_EXERCISE REQUIREMENTS_
Report the total number of lines that include the string "including", without any other text.

───── DATA FOR PROCESSING ─────

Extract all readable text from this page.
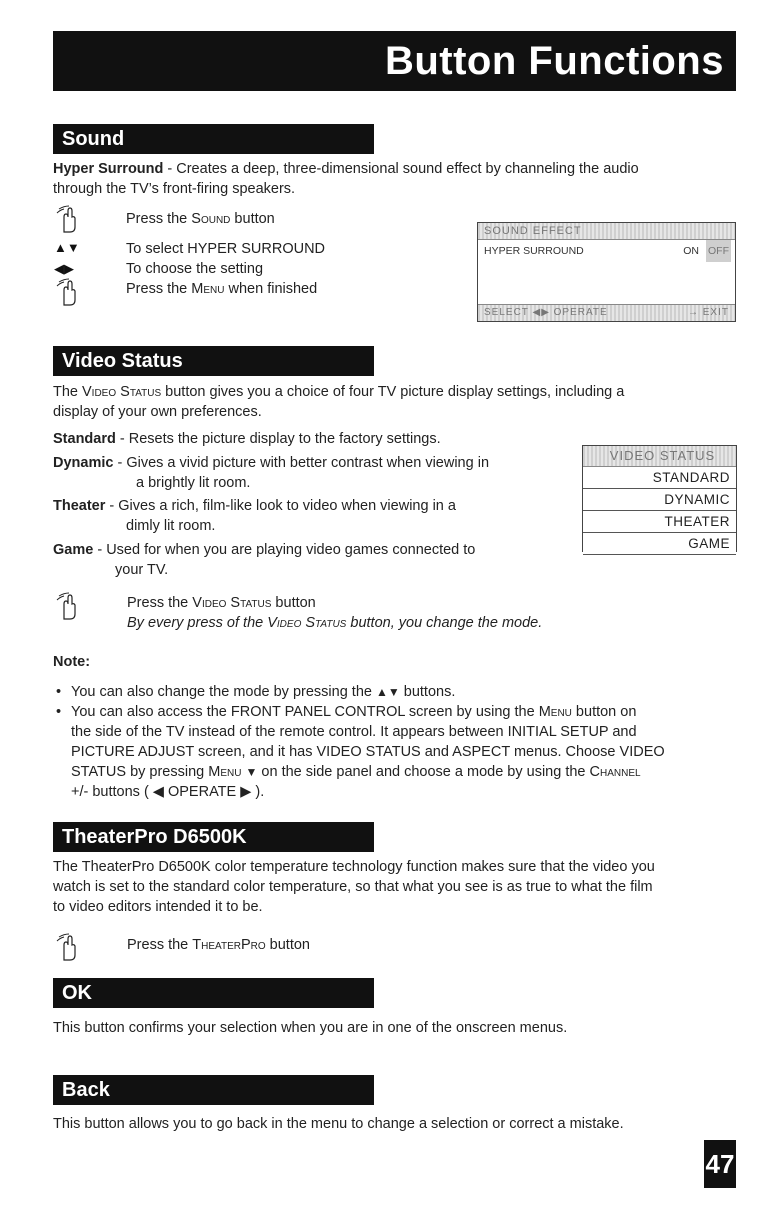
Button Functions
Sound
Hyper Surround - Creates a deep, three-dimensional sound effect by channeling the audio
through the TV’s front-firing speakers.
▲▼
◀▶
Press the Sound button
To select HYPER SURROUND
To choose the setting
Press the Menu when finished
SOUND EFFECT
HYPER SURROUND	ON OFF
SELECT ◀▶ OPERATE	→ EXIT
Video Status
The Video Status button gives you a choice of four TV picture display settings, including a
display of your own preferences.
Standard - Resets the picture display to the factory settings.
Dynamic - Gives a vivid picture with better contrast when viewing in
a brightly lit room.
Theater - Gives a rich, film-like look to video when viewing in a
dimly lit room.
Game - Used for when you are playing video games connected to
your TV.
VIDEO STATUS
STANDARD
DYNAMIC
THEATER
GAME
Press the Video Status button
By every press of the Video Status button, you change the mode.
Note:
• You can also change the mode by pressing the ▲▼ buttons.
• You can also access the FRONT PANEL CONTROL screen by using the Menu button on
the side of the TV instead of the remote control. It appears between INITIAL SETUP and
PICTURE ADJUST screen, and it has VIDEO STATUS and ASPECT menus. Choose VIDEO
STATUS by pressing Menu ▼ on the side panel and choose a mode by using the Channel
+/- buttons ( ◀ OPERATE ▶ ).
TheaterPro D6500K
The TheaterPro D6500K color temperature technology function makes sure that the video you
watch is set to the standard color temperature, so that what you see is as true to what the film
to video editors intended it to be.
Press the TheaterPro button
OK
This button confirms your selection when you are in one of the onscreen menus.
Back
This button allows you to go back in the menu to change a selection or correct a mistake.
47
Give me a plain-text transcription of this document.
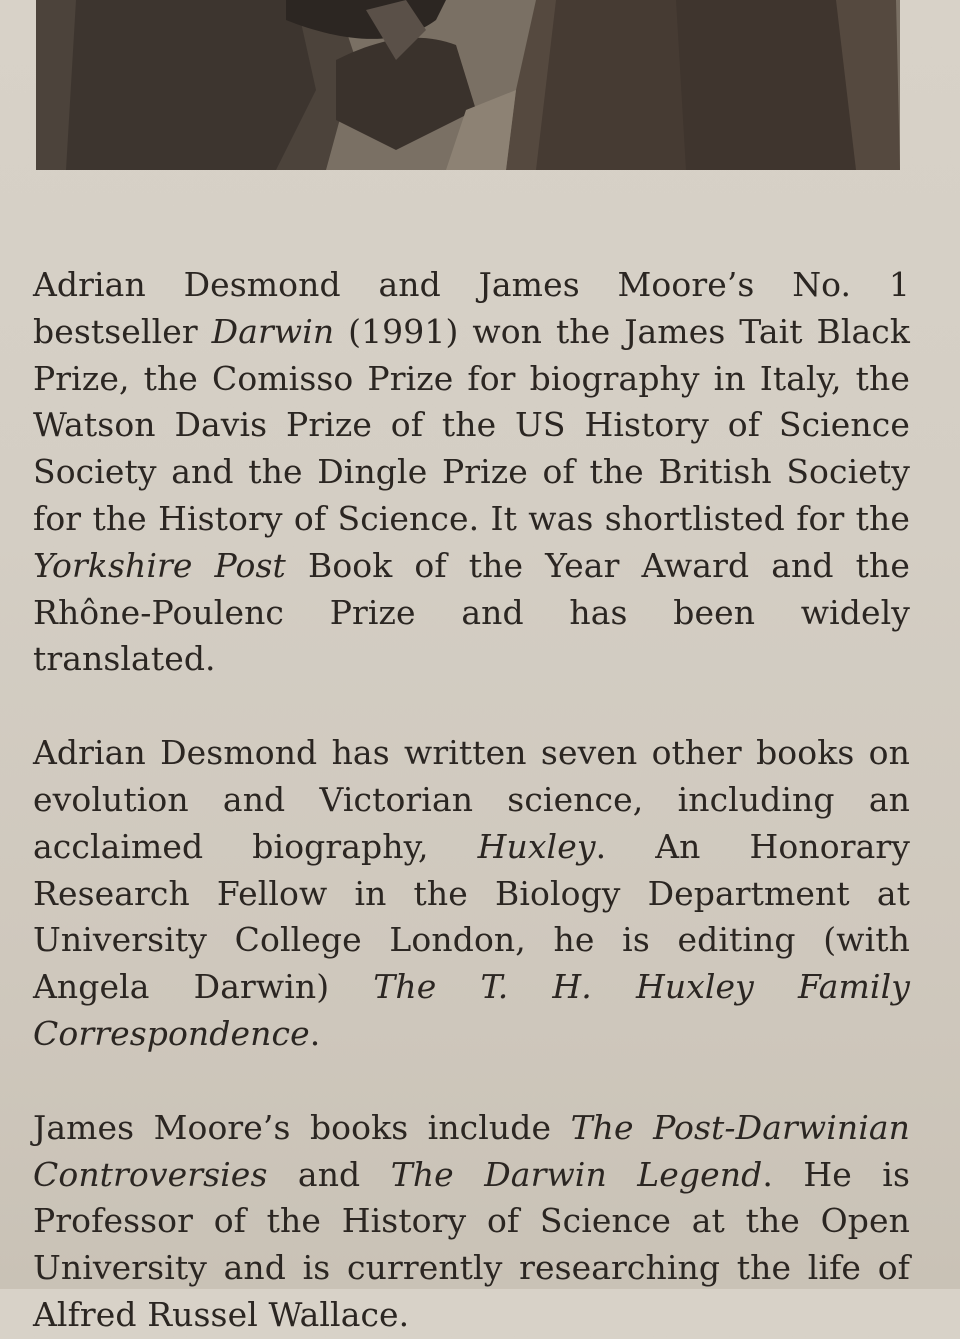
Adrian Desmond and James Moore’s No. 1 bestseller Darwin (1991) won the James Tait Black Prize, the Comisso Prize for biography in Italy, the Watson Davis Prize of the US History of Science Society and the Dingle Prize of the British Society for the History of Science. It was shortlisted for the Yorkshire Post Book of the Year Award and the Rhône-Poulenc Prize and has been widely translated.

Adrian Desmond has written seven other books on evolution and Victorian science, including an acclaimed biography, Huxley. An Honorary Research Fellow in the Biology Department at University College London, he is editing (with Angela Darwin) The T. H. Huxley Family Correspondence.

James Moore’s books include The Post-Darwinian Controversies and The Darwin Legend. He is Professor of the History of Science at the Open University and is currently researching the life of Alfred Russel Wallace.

─────
───── DATA FOR PROCESSING ─────

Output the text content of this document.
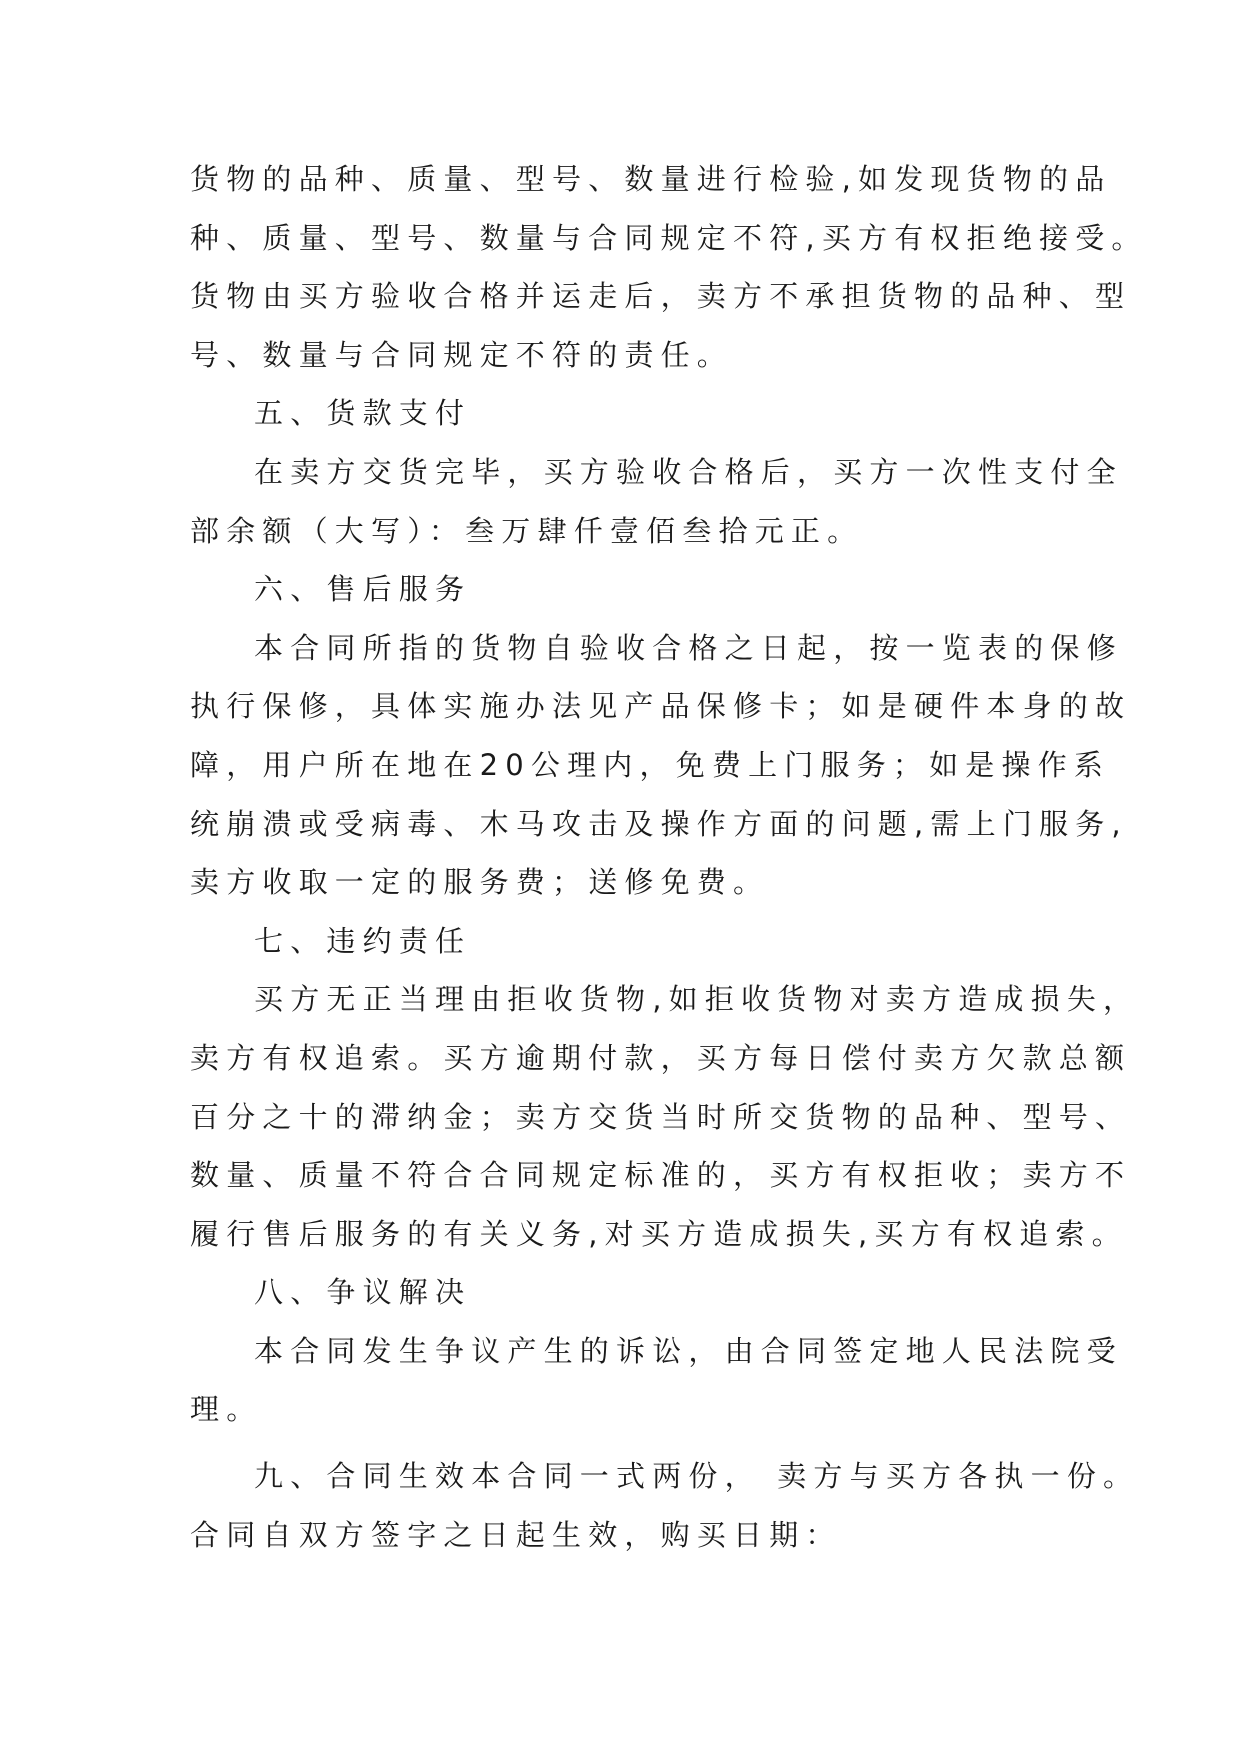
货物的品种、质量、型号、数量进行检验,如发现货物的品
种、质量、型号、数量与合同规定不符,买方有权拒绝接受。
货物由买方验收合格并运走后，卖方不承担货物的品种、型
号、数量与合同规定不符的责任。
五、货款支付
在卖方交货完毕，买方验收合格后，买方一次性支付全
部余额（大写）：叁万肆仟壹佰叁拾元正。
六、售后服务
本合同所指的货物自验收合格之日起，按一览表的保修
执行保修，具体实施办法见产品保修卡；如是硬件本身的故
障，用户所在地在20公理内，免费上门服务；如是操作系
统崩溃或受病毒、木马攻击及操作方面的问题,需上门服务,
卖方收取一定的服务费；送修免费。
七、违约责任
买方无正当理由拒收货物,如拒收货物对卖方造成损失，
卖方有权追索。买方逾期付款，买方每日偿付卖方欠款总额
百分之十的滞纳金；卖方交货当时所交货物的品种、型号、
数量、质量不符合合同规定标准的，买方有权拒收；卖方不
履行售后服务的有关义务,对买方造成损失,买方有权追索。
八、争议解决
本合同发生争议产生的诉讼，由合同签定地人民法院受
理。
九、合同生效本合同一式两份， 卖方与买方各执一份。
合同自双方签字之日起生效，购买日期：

─────
───── DATA FOR PROCESSING ─────

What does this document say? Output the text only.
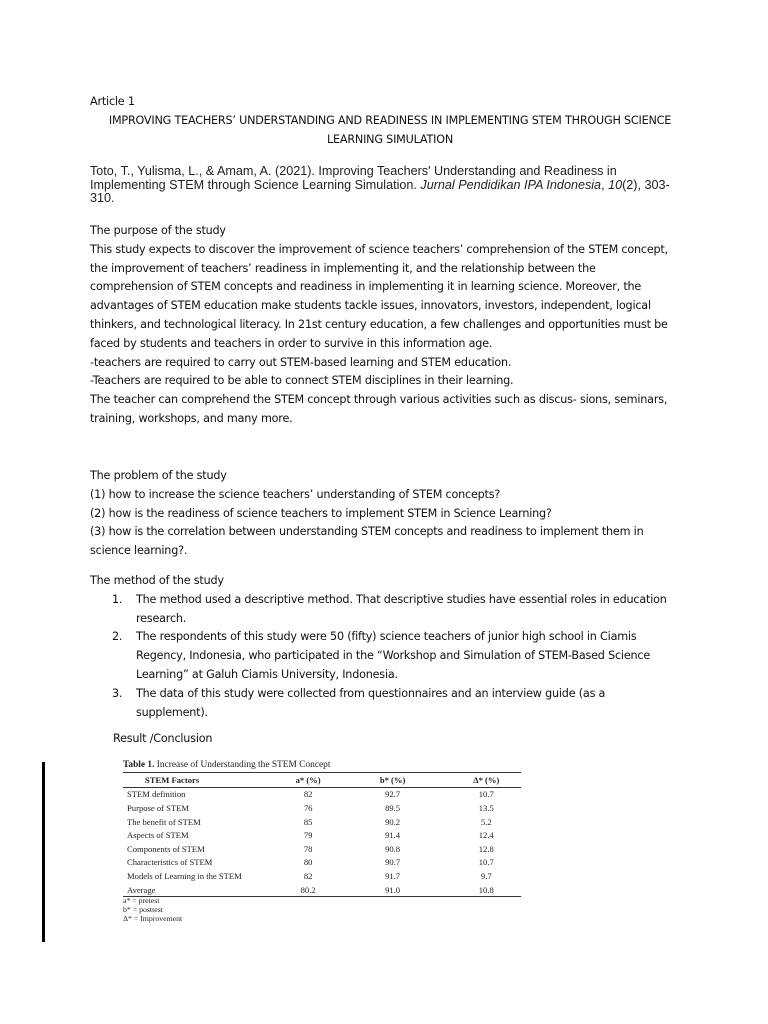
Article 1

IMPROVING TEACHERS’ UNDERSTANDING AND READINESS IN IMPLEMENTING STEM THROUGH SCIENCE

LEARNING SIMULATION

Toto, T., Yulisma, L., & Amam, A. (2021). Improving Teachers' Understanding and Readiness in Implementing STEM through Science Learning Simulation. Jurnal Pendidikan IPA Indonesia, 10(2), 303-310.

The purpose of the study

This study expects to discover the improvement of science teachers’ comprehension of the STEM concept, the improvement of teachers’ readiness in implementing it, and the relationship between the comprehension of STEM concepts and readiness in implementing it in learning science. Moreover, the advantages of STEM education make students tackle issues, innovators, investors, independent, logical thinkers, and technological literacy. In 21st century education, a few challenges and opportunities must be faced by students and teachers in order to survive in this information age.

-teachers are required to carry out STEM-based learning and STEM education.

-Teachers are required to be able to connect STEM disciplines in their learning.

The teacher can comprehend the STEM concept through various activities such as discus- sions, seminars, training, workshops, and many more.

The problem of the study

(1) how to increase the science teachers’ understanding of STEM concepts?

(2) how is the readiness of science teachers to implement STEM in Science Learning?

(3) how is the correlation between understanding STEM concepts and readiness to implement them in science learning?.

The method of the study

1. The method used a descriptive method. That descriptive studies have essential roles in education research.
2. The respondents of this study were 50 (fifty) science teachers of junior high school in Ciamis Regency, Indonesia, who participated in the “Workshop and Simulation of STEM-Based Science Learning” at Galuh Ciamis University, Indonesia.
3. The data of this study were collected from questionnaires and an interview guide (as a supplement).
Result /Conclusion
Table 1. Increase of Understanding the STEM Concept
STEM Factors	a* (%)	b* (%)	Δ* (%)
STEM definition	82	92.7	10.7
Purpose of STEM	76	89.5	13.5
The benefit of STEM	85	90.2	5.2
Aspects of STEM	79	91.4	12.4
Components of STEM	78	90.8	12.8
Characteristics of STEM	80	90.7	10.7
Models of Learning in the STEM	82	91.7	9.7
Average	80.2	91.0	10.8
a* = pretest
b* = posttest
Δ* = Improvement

─────

_WRITTEN RESPONSE_
2